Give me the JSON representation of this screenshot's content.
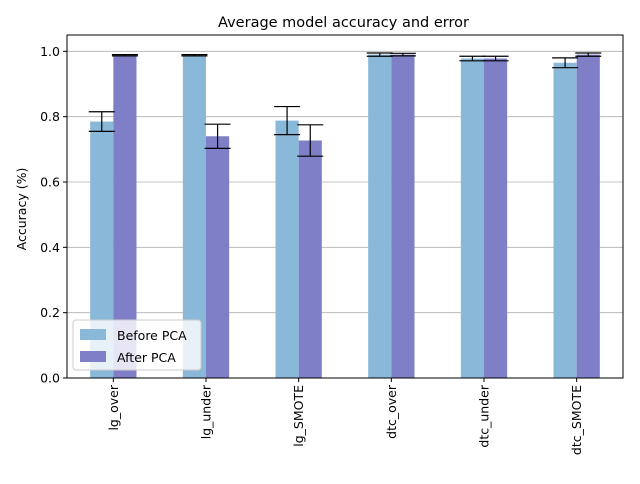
{
  "chart_data": {
    "type": "bar",
    "title": "Average model accuracy and error",
    "xlabel": "",
    "ylabel": "Accuracy (%)",
    "ylim": [
      0,
      1.05
    ],
    "yticks": [
      0.0,
      0.2,
      0.4,
      0.6,
      0.8,
      1.0
    ],
    "ytick_labels": [
      "0.0",
      "0.2",
      "0.4",
      "0.6",
      "0.8",
      "1.0"
    ],
    "grid": "horizontal",
    "legend_position": "lower-left",
    "categories": [
      "lg_over",
      "lg_under",
      "lg_SMOTE",
      "dtc_over",
      "dtc_under",
      "dtc_SMOTE"
    ],
    "series": [
      {
        "name": "Before PCA",
        "color": "#8ab8d9",
        "values": [
          0.785,
          0.988,
          0.788,
          0.99,
          0.978,
          0.965
        ],
        "errors": [
          0.03,
          0.002,
          0.043,
          0.005,
          0.007,
          0.015
        ]
      },
      {
        "name": "After PCA",
        "color": "#7f7fc8",
        "values": [
          0.988,
          0.74,
          0.727,
          0.99,
          0.978,
          0.99
        ],
        "errors": [
          0.002,
          0.037,
          0.048,
          0.004,
          0.007,
          0.005
        ]
      }
    ]
  }
}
_ _ _
> _Given instruction_: Leave the pictures out and print the records above exactly as they stand.

> _Exercise output_:
Give me the JSON representation of this screenshot's content.
{
  "chart_data": {
    "type": "bar",
    "title": "Average model accuracy and error",
    "xlabel": "",
    "ylabel": "Accuracy (%)",
    "ylim": [
      0,
      1.05
    ],
    "yticks": [
      0.0,
      0.2,
      0.4,
      0.6,
      0.8,
      1.0
    ],
    "ytick_labels": [
      "0.0",
      "0.2",
      "0.4",
      "0.6",
      "0.8",
      "1.0"
    ],
    "grid": "horizontal",
    "legend_position": "lower-left",
    "categories": [
      "lg_over",
      "lg_under",
      "lg_SMOTE",
      "dtc_over",
      "dtc_under",
      "dtc_SMOTE"
    ],
    "series": [
      {
        "name": "Before PCA",
        "color": "#8ab8d9",
        "values": [
          0.785,
          0.988,
          0.788,
          0.99,
          0.978,
          0.965
        ],
        "errors": [
          0.03,
          0.002,
          0.043,
          0.005,
          0.007,
          0.015
        ]
      },
      {
        "name": "After PCA",
        "color": "#7f7fc8",
        "values": [
          0.988,
          0.74,
          0.727,
          0.99,
          0.978,
          0.99
        ],
        "errors": [
          0.002,
          0.037,
          0.048,
          0.004,
          0.007,
          0.005
        ]
      }
    ]
  }
}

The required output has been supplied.